== Exercise objective ==
Quote all entries exactly, leaving pictures aside.

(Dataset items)
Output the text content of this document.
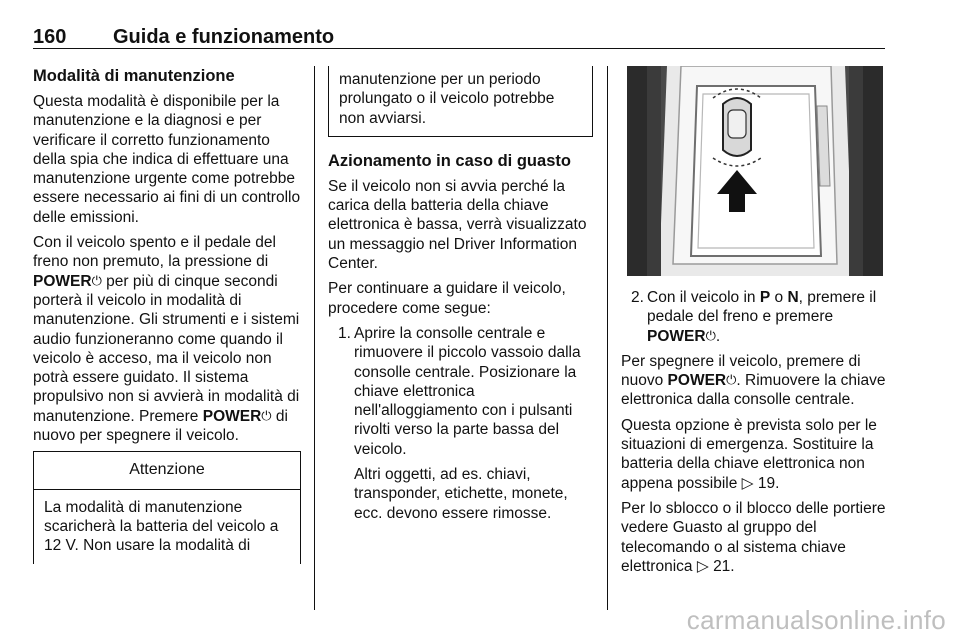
160 Guida e funzionamento
Modalità di manutenzione

Questa modalità è disponibile per la manutenzione e la diagnosi e per verificare il corretto funzionamento della spia che indica di effettuare una manutenzione urgente come potrebbe essere necessario ai fini di un controllo delle emissioni.

Con il veicolo spento e il pedale del freno non premuto, la pressione di POWER⏻ per più di cinque secondi porterà il veicolo in modalità di manutenzione. Gli strumenti e i sistemi audio funzioneranno come quando il veicolo è acceso, ma il veicolo non potrà essere guidato. Il sistema propulsivo non si avvierà in modalità di manutenzione. Premere POWER⏻ di nuovo per spegnere il veicolo.

Attenzione
La modalità di manutenzione scaricherà la batteria del veicolo a 12 V. Non usare la modalità di
manutenzione per un periodo prolungato o il veicolo potrebbe non avviarsi.
Azionamento in caso di guasto

Se il veicolo non si avvia perché la carica della batteria della chiave elettronica è bassa, verrà visualizzato un messaggio nel Driver Information Center.

Per continuare a guidare il veicolo, procedere come segue:

1. Aprire la consolle centrale e rimuovere il piccolo vassoio dalla consolle centrale. Posizionare la chiave elettronica nell'alloggiamento con i pulsanti rivolti verso la parte bassa del veicolo.

Altri oggetti, ad es. chiavi, transponder, etichette, monete, ecc. devono essere rimosse.

2. Con il veicolo in P o N, premere il pedale del freno e premere
POWER⏻.

Per spegnere il veicolo, premere di nuovo POWER⏻. Rimuovere la chiave elettronica dalla consolle centrale.

Questa opzione è prevista solo per le situazioni di emergenza. Sostituire la batteria della chiave elettronica non appena possibile ▷ 19.

Per lo sblocco o il blocco delle portiere vedere Guasto al gruppo del telecomando o al sistema chiave elettronica ▷ 21.

carmanualsonline.info
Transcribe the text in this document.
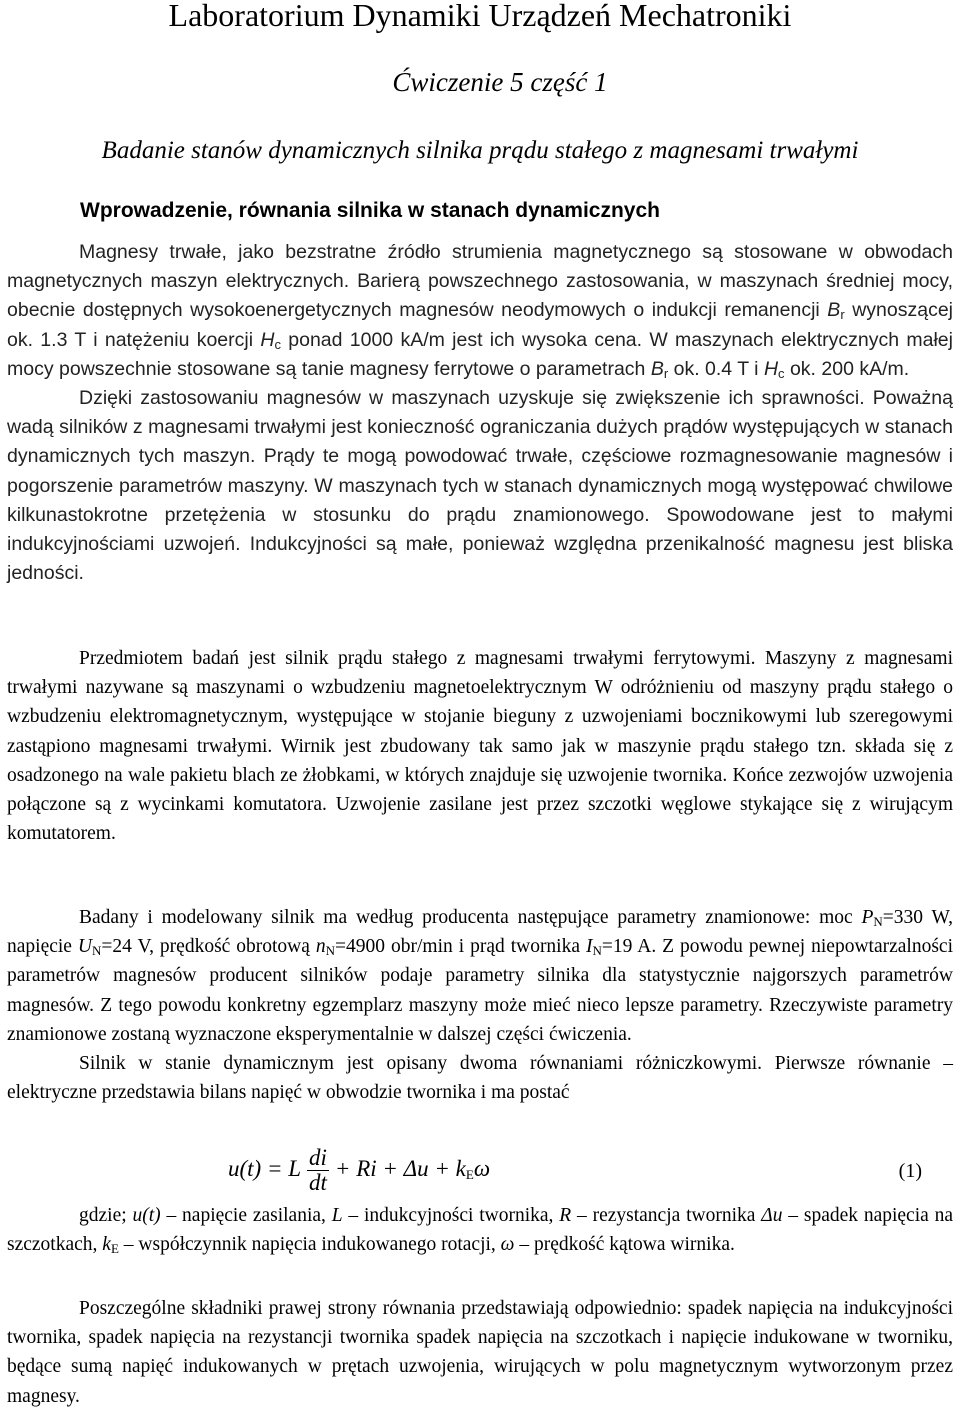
Laboratorium Dynamiki Urządzeń Mechatroniki
Ćwiczenie 5 część 1
Badanie stanów dynamicznych silnika prądu stałego z magnesami trwałymi
Wprowadzenie, równania silnika w stanach dynamicznych
Magnesy trwałe, jako bezstratne źródło strumienia magnetycznego są stosowane w obwodach magnetycznych maszyn elektrycznych. Barierą powszechnego zastosowania, w maszynach średniej mocy, obecnie dostępnych wysokoenergetycznych magnesów neodymowych o indukcji remanencji $B_r$ wynoszącej ok. 1.3 T i natężeniu koercji $H_c$ ponad 1000 kA/m jest ich wysoka cena. W maszynach elektrycznych małej mocy powszechnie stosowane są tanie magnesy ferrytowe o parametrach $B_r$ ok. 0.4 T i $H_c$ ok. 200 kA/m.
Dzięki zastosowaniu magnesów w maszynach uzyskuje się zwiększenie ich sprawności. Poważną wadą silników z magnesami trwałymi jest konieczność ograniczania dużych prądów występujących w stanach dynamicznych tych maszyn. Prądy te mogą powodować trwałe, częściowe rozmagnesowanie magnesów i pogorszenie parametrów maszyny. W maszynach tych w stanach dynamicznych mogą występować chwilowe kilkunastokrotne przetężenia w stosunku do prądu znamionowego. Spowodowane jest to małymi indukcyjnościami uzwojeń. Indukcyjności są małe, ponieważ względna przenikalność magnesu jest bliska jedności.
Przedmiotem badań jest silnik prądu stałego z magnesami trwałymi ferrytowymi. Maszyny z magnesami trwałymi nazywane są maszynami o wzbudzeniu magnetoelektrycznym W odróżnieniu od maszyny prądu stałego o wzbudzeniu elektromagnetycznym, występujące w stojanie bieguny z uzwojeniami bocznikowymi lub szeregowymi zastąpiono magnesami trwałymi. Wirnik jest zbudowany tak samo jak w maszynie prądu stałego tzn. składa się z osadzonego na wale pakietu blach ze żłobkami, w których znajduje się uzwojenie twornika. Końce zezwojów uzwojenia połączone są z wycinkami komutatora. Uzwojenie zasilane jest przez szczotki węglowe stykające się z wirującym komutatorem.
Badany i modelowany silnik ma według producenta następujące parametry znamionowe: moc $P_N=330$ W, napięcie $U_N=24$ V, prędkość obrotową $n_N=4900$ obr/min i prąd twornika $I_N=19$ A. Z powodu pewnej niepowtarzalności parametrów magnesów producent silników podaje parametry silnika dla statystycznie najgorszych parametrów magnesów. Z tego powodu konkretny egzemplarz maszyny może mieć nieco lepsze parametry. Rzeczywiste parametry znamionowe zostaną wyznaczone eksperymentalnie w dalszej części ćwiczenia.
Silnik w stanie dynamicznym jest opisany dwoma równaniami różniczkowymi. Pierwsze równanie – elektryczne przedstawia bilans napięć w obwodzie twornika i ma postać
u(t) = L $\frac{di}{dt} + Ri + \Delta u + k_E\omega$	(1)
gdzie; u(t) – napięcie zasilania, L – indukcyjności twornika, R – rezystancja twornika Δu – spadek napięcia na szczotkach, $k_E$ – współczynnik napięcia indukowanego rotacji, ω – prędkość kątowa wirnika.
Poszczególne składniki prawej strony równania przedstawiają odpowiednio: spadek napięcia na indukcyjności twornika, spadek napięcia na rezystancji twornika spadek napięcia na szczotkach i napięcie indukowane w tworniku, będące sumą napięć indukowanych w prętach uzwojenia, wirujących w polu magnetycznym wytworzonym przez magnesy.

== Response below ==
Output the text content of this document.
160 Guida e funzionamento
Modalità di manutenzione

Questa modalità è disponibile per la manutenzione e la diagnosi e per verificare il corretto funzionamento della spia che indica di effettuare una manutenzione urgente come potrebbe essere necessario ai fini di un controllo delle emissioni.

Con il veicolo spento e il pedale del freno non premuto, la pressione di POWER⏻ per più di cinque secondi porterà il veicolo in modalità di manutenzione. Gli strumenti e i sistemi audio funzioneranno come quando il veicolo è acceso, ma il veicolo non potrà essere guidato. Il sistema propulsivo non si avvierà in modalità di manutenzione. Premere POWER⏻ di nuovo per spegnere il veicolo.

Attenzione
La modalità di manutenzione scaricherà la batteria del veicolo a 12 V. Non usare la modalità di
manutenzione per un periodo prolungato o il veicolo potrebbe non avviarsi.
Azionamento in caso di guasto

Se il veicolo non si avvia perché la carica della batteria della chiave elettronica è bassa, verrà visualizzato un messaggio nel Driver Information Center.

Per continuare a guidare il veicolo, procedere come segue:

1. Aprire la consolle centrale e rimuovere il piccolo vassoio dalla consolle centrale. Posizionare la chiave elettronica nell'alloggiamento con i pulsanti rivolti verso la parte bassa del veicolo.

Altri oggetti, ad es. chiavi, transponder, etichette, monete, ecc. devono essere rimosse.

2. Con il veicolo in P o N, premere il pedale del freno e premere
POWER⏻.

Per spegnere il veicolo, premere di nuovo POWER⏻. Rimuovere la chiave elettronica dalla consolle centrale.

Questa opzione è prevista solo per le situazioni di emergenza. Sostituire la batteria della chiave elettronica non appena possibile ▷ 19.

Per lo sblocco o il blocco delle portiere vedere Guasto al gruppo del telecomando o al sistema chiave elettronica ▷ 21.

carmanualsonline.info
Transcribe the text in this document.
Laboratorium Dynamiki Urządzeń Mechatroniki
Ćwiczenie 5 część 1
Badanie stanów dynamicznych silnika prądu stałego z magnesami trwałymi
Wprowadzenie, równania silnika w stanach dynamicznych
Magnesy trwałe, jako bezstratne źródło strumienia magnetycznego są stosowane w obwodach magnetycznych maszyn elektrycznych. Barierą powszechnego zastosowania, w maszynach średniej mocy, obecnie dostępnych wysokoenergetycznych magnesów neodymowych o indukcji remanencji $B_r$ wynoszącej ok. 1.3 T i natężeniu koercji $H_c$ ponad 1000 kA/m jest ich wysoka cena. W maszynach elektrycznych małej mocy powszechnie stosowane są tanie magnesy ferrytowe o parametrach $B_r$ ok. 0.4 T i $H_c$ ok. 200 kA/m.
Dzięki zastosowaniu magnesów w maszynach uzyskuje się zwiększenie ich sprawności. Poważną wadą silników z magnesami trwałymi jest konieczność ograniczania dużych prądów występujących w stanach dynamicznych tych maszyn. Prądy te mogą powodować trwałe, częściowe rozmagnesowanie magnesów i pogorszenie parametrów maszyny. W maszynach tych w stanach dynamicznych mogą występować chwilowe kilkunastokrotne przetężenia w stosunku do prądu znamionowego. Spowodowane jest to małymi indukcyjnościami uzwojeń. Indukcyjności są małe, ponieważ względna przenikalność magnesu jest bliska jedności.
Przedmiotem badań jest silnik prądu stałego z magnesami trwałymi ferrytowymi. Maszyny z magnesami trwałymi nazywane są maszynami o wzbudzeniu magnetoelektrycznym W odróżnieniu od maszyny prądu stałego o wzbudzeniu elektromagnetycznym, występujące w stojanie bieguny z uzwojeniami bocznikowymi lub szeregowymi zastąpiono magnesami trwałymi. Wirnik jest zbudowany tak samo jak w maszynie prądu stałego tzn. składa się z osadzonego na wale pakietu blach ze żłobkami, w których znajduje się uzwojenie twornika. Końce zezwojów uzwojenia połączone są z wycinkami komutatora. Uzwojenie zasilane jest przez szczotki węglowe stykające się z wirującym komutatorem.
Badany i modelowany silnik ma według producenta następujące parametry znamionowe: moc $P_N=330$ W, napięcie $U_N=24$ V, prędkość obrotową $n_N=4900$ obr/min i prąd twornika $I_N=19$ A. Z powodu pewnej niepowtarzalności parametrów magnesów producent silników podaje parametry silnika dla statystycznie najgorszych parametrów magnesów. Z tego powodu konkretny egzemplarz maszyny może mieć nieco lepsze parametry. Rzeczywiste parametry znamionowe zostaną wyznaczone eksperymentalnie w dalszej części ćwiczenia.
Silnik w stanie dynamicznym jest opisany dwoma równaniami różniczkowymi. Pierwsze równanie – elektryczne przedstawia bilans napięć w obwodzie twornika i ma postać
u(t) = L $\frac{di}{dt} + Ri + \Delta u + k_E\omega$	(1)
gdzie; u(t) – napięcie zasilania, L – indukcyjności twornika, R – rezystancja twornika Δu – spadek napięcia na szczotkach, $k_E$ – współczynnik napięcia indukowanego rotacji, ω – prędkość kątowa wirnika.
Poszczególne składniki prawej strony równania przedstawiają odpowiednio: spadek napięcia na indukcyjności twornika, spadek napięcia na rezystancji twornika spadek napięcia na szczotkach i napięcie indukowane w tworniku, będące sumą napięć indukowanych w prętach uzwojenia, wirujących w polu magnetycznym wytworzonym przez magnesy.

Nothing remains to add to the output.